**Source material:**
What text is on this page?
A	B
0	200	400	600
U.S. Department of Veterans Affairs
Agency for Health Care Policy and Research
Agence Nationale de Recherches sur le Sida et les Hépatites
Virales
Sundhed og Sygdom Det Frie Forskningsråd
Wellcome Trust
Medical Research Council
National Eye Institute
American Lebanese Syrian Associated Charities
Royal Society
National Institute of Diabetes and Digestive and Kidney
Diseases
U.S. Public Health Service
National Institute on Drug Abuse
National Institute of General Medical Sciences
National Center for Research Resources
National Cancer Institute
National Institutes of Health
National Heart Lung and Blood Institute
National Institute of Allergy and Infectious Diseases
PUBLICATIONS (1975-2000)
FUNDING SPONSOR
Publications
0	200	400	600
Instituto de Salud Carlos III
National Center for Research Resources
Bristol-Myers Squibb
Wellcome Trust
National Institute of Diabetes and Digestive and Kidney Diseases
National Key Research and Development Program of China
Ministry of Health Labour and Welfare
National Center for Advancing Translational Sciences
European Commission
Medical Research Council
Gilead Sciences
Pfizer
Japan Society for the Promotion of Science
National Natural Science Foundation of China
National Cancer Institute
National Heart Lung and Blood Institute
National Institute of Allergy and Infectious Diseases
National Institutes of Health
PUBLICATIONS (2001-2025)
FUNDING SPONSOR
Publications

**Task goal:**
Scan the data for the string "Digestive" and copy each line in which it occurs.

**Response below:**
National Institute of Diabetes and Digestive and Kidney
National Institute of Diabetes and Digestive and Kidney Diseases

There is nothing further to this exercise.